**Problem requirements:** Reproduce the lines verbatim, starting at the first line of the records and ending at the line that contains "469, 396, 485]".

Excerpts from a set of layout annotations:
+++

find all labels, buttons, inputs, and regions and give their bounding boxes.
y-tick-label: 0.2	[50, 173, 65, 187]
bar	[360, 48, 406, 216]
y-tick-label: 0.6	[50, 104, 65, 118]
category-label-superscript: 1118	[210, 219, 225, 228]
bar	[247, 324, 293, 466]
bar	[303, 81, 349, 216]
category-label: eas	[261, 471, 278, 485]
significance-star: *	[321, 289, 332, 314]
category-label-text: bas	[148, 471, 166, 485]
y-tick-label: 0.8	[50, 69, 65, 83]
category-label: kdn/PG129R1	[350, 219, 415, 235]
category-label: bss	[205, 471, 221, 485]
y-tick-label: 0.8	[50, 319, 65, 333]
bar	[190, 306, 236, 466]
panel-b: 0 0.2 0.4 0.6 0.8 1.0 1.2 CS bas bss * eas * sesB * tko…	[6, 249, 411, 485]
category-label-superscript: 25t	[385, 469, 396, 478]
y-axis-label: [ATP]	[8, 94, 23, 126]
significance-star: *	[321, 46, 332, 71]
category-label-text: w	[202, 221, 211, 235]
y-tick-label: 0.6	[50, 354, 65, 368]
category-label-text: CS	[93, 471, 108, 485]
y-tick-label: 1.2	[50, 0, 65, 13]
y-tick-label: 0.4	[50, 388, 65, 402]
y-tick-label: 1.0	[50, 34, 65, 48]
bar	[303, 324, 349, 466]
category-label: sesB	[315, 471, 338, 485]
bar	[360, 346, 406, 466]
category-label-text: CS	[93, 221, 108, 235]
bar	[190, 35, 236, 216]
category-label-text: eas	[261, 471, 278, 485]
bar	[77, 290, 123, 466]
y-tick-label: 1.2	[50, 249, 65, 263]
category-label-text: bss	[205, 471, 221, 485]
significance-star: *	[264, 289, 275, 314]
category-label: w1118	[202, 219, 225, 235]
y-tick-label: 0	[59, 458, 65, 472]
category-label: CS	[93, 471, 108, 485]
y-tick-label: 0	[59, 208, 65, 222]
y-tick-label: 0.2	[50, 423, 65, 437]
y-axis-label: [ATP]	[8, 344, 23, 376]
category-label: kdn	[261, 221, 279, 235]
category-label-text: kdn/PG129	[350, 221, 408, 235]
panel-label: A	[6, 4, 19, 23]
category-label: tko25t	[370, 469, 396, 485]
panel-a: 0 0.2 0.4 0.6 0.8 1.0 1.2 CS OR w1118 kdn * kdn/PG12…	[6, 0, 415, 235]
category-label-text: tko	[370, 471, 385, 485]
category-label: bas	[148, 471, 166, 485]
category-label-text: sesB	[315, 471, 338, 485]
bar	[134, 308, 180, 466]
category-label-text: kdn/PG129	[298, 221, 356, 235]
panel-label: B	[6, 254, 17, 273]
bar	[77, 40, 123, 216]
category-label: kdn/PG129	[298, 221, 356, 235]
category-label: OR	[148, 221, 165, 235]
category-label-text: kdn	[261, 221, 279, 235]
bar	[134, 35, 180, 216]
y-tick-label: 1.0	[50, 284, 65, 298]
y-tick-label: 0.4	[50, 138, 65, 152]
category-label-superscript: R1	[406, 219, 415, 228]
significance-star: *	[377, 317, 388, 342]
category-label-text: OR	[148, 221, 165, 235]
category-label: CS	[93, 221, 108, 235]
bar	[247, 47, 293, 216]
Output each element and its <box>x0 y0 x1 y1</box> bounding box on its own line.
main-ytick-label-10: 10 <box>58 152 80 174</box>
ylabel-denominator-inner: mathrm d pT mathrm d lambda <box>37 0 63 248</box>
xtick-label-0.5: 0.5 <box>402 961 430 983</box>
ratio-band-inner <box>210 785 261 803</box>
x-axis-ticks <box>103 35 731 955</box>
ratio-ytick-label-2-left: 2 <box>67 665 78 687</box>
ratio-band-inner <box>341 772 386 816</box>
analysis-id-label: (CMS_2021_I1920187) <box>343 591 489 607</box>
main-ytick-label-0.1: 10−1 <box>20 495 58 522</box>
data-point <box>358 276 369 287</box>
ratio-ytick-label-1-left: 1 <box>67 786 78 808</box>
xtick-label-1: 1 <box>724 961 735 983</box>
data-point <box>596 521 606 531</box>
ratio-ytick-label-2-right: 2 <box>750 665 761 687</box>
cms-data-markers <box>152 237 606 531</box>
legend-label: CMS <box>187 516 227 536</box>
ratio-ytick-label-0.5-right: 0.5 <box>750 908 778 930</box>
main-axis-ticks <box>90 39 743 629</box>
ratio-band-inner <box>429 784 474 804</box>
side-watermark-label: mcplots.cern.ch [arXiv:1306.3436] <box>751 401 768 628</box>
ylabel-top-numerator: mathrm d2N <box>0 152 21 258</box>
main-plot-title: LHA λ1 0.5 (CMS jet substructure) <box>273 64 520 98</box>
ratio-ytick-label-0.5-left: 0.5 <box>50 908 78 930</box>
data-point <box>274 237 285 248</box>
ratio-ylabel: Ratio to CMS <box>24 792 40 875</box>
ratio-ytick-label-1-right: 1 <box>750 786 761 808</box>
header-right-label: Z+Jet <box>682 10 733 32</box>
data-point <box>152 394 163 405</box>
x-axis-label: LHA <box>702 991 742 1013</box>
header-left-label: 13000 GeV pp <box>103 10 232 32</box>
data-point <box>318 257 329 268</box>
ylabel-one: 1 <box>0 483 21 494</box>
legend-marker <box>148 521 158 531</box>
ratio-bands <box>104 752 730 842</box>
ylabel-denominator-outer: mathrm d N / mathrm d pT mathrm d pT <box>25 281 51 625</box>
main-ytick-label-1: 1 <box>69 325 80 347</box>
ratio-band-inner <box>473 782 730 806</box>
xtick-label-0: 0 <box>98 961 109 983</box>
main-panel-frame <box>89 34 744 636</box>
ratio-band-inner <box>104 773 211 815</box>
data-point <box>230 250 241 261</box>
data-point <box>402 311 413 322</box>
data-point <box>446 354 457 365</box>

+++

**Answer to this exercise:**
find all labels, buttons, inputs, and regions and give their bounding boxes.
y-tick-label: 0.2	[50, 173, 65, 187]
bar	[360, 48, 406, 216]
y-tick-label: 0.6	[50, 104, 65, 118]
category-label-superscript: 1118	[210, 219, 225, 228]
bar	[247, 324, 293, 466]
bar	[303, 81, 349, 216]
category-label: eas	[261, 471, 278, 485]
significance-star: *	[321, 289, 332, 314]
category-label-text: bas	[148, 471, 166, 485]
y-tick-label: 0.8	[50, 69, 65, 83]
category-label: kdn/PG129R1	[350, 219, 415, 235]
category-label: bss	[205, 471, 221, 485]
y-tick-label: 0.8	[50, 319, 65, 333]
bar	[190, 306, 236, 466]
panel-b: 0 0.2 0.4 0.6 0.8 1.0 1.2 CS bas bss * eas * sesB * tko…	[6, 249, 411, 485]
category-label-superscript: 25t	[385, 469, 396, 478]
y-axis-label: [ATP]	[8, 94, 23, 126]
significance-star: *	[321, 46, 332, 71]
category-label-text: w	[202, 221, 211, 235]
y-tick-label: 0.6	[50, 354, 65, 368]
category-label-text: CS	[93, 471, 108, 485]
y-tick-label: 1.2	[50, 0, 65, 13]
y-tick-label: 0.4	[50, 388, 65, 402]
y-tick-label: 1.0	[50, 34, 65, 48]
bar	[303, 324, 349, 466]
category-label: sesB	[315, 471, 338, 485]
bar	[360, 346, 406, 466]
category-label-text: CS	[93, 221, 108, 235]
bar	[190, 35, 236, 216]
category-label-text: eas	[261, 471, 278, 485]
bar	[77, 290, 123, 466]
y-tick-label: 1.2	[50, 249, 65, 263]
category-label-text: bss	[205, 471, 221, 485]
significance-star: *	[264, 289, 275, 314]
category-label: w1118	[202, 219, 225, 235]
y-tick-label: 0	[59, 458, 65, 472]
category-label: CS	[93, 471, 108, 485]
y-tick-label: 0	[59, 208, 65, 222]
y-tick-label: 0.2	[50, 423, 65, 437]
y-axis-label: [ATP]	[8, 344, 23, 376]
category-label: kdn	[261, 221, 279, 235]
category-label-text: kdn/PG129	[350, 221, 408, 235]
panel-label: A	[6, 4, 19, 23]
category-label: tko25t	[370, 469, 396, 485]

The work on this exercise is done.